Dataset entries:
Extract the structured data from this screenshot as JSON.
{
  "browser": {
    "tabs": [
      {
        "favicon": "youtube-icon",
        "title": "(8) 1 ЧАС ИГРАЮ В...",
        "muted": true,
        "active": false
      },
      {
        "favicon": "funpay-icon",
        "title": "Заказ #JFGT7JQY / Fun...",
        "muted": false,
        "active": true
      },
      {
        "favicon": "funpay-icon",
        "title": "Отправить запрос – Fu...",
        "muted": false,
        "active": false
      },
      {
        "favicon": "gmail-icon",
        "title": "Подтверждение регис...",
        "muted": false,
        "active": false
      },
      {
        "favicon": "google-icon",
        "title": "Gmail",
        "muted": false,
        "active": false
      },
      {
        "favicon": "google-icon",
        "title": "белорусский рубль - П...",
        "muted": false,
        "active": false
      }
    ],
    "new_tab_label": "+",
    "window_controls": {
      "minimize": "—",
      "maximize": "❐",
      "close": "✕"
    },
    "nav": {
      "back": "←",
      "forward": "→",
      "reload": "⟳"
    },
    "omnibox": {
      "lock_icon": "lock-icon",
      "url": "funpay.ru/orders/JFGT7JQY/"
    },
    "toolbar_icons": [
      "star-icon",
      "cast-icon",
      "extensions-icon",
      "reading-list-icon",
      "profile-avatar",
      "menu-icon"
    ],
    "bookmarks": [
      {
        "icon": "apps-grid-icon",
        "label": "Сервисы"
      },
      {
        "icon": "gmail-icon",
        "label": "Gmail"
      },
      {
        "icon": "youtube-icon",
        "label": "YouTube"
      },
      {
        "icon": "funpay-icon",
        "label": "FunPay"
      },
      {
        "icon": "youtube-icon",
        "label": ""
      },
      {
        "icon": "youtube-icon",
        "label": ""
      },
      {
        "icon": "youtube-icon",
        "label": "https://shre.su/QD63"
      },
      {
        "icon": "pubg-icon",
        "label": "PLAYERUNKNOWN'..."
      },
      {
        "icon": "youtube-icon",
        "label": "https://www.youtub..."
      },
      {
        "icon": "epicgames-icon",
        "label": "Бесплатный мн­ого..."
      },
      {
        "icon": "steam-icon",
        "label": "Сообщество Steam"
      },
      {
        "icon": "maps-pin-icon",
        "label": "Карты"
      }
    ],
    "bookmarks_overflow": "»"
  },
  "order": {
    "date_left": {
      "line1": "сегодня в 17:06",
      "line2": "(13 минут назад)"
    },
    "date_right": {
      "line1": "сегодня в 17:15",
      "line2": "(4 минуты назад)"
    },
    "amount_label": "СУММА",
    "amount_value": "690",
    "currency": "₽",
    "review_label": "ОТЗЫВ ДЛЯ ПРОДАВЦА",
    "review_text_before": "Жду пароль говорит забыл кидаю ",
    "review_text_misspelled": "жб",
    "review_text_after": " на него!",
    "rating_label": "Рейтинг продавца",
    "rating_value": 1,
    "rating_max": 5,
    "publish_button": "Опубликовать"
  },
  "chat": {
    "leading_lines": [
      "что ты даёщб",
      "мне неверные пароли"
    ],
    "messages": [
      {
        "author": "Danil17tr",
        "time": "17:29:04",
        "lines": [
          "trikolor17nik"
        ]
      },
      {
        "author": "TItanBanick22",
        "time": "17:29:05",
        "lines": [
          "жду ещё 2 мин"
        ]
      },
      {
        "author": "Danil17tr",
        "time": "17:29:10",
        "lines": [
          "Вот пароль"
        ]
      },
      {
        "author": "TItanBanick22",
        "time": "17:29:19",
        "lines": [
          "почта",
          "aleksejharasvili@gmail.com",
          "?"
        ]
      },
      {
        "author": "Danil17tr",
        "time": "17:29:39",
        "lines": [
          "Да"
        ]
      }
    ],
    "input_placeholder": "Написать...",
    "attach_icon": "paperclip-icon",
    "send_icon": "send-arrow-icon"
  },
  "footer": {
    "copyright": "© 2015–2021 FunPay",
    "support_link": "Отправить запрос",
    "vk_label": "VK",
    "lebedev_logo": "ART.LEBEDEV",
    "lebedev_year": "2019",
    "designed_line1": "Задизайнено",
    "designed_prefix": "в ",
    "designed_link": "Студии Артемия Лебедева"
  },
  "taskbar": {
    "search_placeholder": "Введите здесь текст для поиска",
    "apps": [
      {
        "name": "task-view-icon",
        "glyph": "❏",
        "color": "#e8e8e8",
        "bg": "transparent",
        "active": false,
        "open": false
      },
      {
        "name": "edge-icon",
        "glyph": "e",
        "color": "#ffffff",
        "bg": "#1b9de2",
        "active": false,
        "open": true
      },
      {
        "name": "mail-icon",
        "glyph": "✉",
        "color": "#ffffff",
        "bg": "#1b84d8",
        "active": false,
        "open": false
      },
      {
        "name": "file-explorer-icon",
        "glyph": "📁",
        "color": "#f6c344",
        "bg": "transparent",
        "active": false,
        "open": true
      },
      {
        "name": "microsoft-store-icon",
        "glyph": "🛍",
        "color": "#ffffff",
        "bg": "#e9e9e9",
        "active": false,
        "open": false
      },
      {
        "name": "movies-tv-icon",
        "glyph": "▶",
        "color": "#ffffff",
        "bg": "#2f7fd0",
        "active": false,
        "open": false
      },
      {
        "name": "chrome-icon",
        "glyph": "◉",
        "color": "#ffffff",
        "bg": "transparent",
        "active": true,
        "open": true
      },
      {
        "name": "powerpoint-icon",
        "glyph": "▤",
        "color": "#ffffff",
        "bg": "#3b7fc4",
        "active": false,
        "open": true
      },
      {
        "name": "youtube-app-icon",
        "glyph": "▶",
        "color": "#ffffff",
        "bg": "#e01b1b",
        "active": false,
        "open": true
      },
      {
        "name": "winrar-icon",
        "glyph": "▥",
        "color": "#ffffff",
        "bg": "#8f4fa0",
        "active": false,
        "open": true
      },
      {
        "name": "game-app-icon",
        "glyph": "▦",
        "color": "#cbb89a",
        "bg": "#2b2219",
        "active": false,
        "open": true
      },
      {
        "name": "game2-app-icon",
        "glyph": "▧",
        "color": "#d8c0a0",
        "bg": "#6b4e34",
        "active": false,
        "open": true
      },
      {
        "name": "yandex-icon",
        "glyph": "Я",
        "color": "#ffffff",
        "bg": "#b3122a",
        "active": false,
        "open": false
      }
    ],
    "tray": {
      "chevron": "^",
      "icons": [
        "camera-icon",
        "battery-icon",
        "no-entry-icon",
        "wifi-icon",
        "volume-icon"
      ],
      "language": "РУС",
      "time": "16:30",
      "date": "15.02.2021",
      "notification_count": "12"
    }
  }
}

Set task: The entries above must be returned in full, exactly as shown.

Task output:
Extract the structured data from this screenshot as JSON.
{
  "browser": {
    "tabs": [
      {
        "favicon": "youtube-icon",
        "title": "(8) 1 ЧАС ИГРАЮ В...",
        "muted": true,
        "active": false
      },
      {
        "favicon": "funpay-icon",
        "title": "Заказ #JFGT7JQY / Fun...",
        "muted": false,
        "active": true
      },
      {
        "favicon": "funpay-icon",
        "title": "Отправить запрос – Fu...",
        "muted": false,
        "active": false
      },
      {
        "favicon": "gmail-icon",
        "title": "Подтверждение регис...",
        "muted": false,
        "active": false
      },
      {
        "favicon": "google-icon",
        "title": "Gmail",
        "muted": false,
        "active": false
      },
      {
        "favicon": "google-icon",
        "title": "белорусский рубль - П...",
        "muted": false,
        "active": false
      }
    ],
    "new_tab_label": "+",
    "window_controls": {
      "minimize": "—",
      "maximize": "❐",
      "close": "✕"
    },
    "nav": {
      "back": "←",
      "forward": "→",
      "reload": "⟳"
    },
    "omnibox": {
      "lock_icon": "lock-icon",
      "url": "funpay.ru/orders/JFGT7JQY/"
    },
    "toolbar_icons": [
      "star-icon",
      "cast-icon",
      "extensions-icon",
      "reading-list-icon",
      "profile-avatar",
      "menu-icon"
    ],
    "bookmarks": [
      {
        "icon": "apps-grid-icon",
        "label": "Сервисы"
      },
      {
        "icon": "gmail-icon",
        "label": "Gmail"
      },
      {
        "icon": "youtube-icon",
        "label": "YouTube"
      },
      {
        "icon": "funpay-icon",
        "label": "FunPay"
      },
      {
        "icon": "youtube-icon",
        "label": ""
      },
      {
        "icon": "youtube-icon",
        "label": ""
      },
      {
        "icon": "youtube-icon",
        "label": "https://shre.su/QD63"
      },
      {
        "icon": "pubg-icon",
        "label": "PLAYERUNKNOWN'..."
      },
      {
        "icon": "youtube-icon",
        "label": "https://www.youtub..."
      },
      {
        "icon": "epicgames-icon",
        "label": "Бесплатный мн­ого..."
      },
      {
        "icon": "steam-icon",
        "label": "Сообщество Steam"
      },
      {
        "icon": "maps-pin-icon",
        "label": "Карты"
      }
    ],
    "bookmarks_overflow": "»"
  },
  "order": {
    "date_left": {
      "line1": "сегодня в 17:06",
      "line2": "(13 минут назад)"
    },
    "date_right": {
      "line1": "сегодня в 17:15",
      "line2": "(4 минуты назад)"
    },
    "amount_label": "СУММА",
    "amount_value": "690",
    "currency": "₽",
    "review_label": "ОТЗЫВ ДЛЯ ПРОДАВЦА",
    "review_text_before": "Жду пароль говорит забыл кидаю ",
    "review_text_misspelled": "жб",
    "review_text_after": " на него!",
    "rating_label": "Рейтинг продавца",
    "rating_value": 1,
    "rating_max": 5,
    "publish_button": "Опубликовать"
  },
  "chat": {
    "leading_lines": [
      "что ты даёщб",
      "мне неверные пароли"
    ],
    "messages": [
      {
        "author": "Danil17tr",
        "time": "17:29:04",
        "lines": [
          "trikolor17nik"
        ]
      },
      {
        "author": "TItanBanick22",
        "time": "17:29:05",
        "lines": [
          "жду ещё 2 мин"
        ]
      },
      {
        "author": "Danil17tr",
        "time": "17:29:10",
        "lines": [
          "Вот пароль"
        ]
      },
      {
        "author": "TItanBanick22",
        "time": "17:29:19",
        "lines": [
          "почта",
          "aleksejharasvili@gmail.com",
          "?"
        ]
      },
      {
        "author": "Danil17tr",
        "time": "17:29:39",
        "lines": [
          "Да"
        ]
      }
    ],
    "input_placeholder": "Написать...",
    "attach_icon": "paperclip-icon",
    "send_icon": "send-arrow-icon"
  },
  "footer": {
    "copyright": "© 2015–2021 FunPay",
    "support_link": "Отправить запрос",
    "vk_label": "VK",
    "lebedev_logo": "ART.LEBEDEV",
    "lebedev_year": "2019",
    "designed_line1": "Задизайнено",
    "designed_prefix": "в ",
    "designed_link": "Студии Артемия Лебедева"
  },
  "taskbar": {
    "search_placeholder": "Введите здесь текст для поиска",
    "apps": [
      {
        "name": "task-view-icon",
        "glyph": "❏",
        "color": "#e8e8e8",
        "bg": "transparent",
        "active": false,
        "open": false
      },
      {
        "name": "edge-icon",
        "glyph": "e",
        "color": "#ffffff",
        "bg": "#1b9de2",
        "active": false,
        "open": true
      },
      {
        "name": "mail-icon",
        "glyph": "✉",
        "color": "#ffffff",
        "bg": "#1b84d8",
        "active": false,
        "open": false
      },
      {
        "name": "file-explorer-icon",
        "glyph": "📁",
        "color": "#f6c344",
        "bg": "transparent",
        "active": false,
        "open": true
      },
      {
        "name": "microsoft-store-icon",
        "glyph": "🛍",
        "color": "#ffffff",
        "bg": "#e9e9e9",
        "active": false,
        "open": false
      },
      {
        "name": "movies-tv-icon",
        "glyph": "▶",
        "color": "#ffffff",
        "bg": "#2f7fd0",
        "active": false,
        "open": false
      },
      {
        "name": "chrome-icon",
        "glyph": "◉",
        "color": "#ffffff",
        "bg": "transparent",
        "active": true,
        "open": true
      },
      {
        "name": "powerpoint-icon",
        "glyph": "▤",
        "color": "#ffffff",
        "bg": "#3b7fc4",
        "active": false,
        "open": true
      },
      {
        "name": "youtube-app-icon",
        "glyph": "▶",
        "color": "#ffffff",
        "bg": "#e01b1b",
        "active": false,
        "open": true
      },
      {
        "name": "winrar-icon",
        "glyph": "▥",
        "color": "#ffffff",
        "bg": "#8f4fa0",
        "active": false,
        "open": true
      },
      {
        "name": "game-app-icon",
        "glyph": "▦",
        "color": "#cbb89a",
        "bg": "#2b2219",
        "active": false,
        "open": true
      },
      {
        "name": "game2-app-icon",
        "glyph": "▧",
        "color": "#d8c0a0",
        "bg": "#6b4e34",
        "active": false,
        "open": true
      },
      {
        "name": "yandex-icon",
        "glyph": "Я",
        "color": "#ffffff",
        "bg": "#b3122a",
        "active": false,
        "open": false
      }
    ],
    "tray": {
      "chevron": "^",
      "icons": [
        "camera-icon",
        "battery-icon",
        "no-entry-icon",
        "wifi-icon",
        "volume-icon"
      ],
      "language": "РУС",
      "time": "16:30",
      "date": "15.02.2021",
      "notification_count": "12"
    }
  }
}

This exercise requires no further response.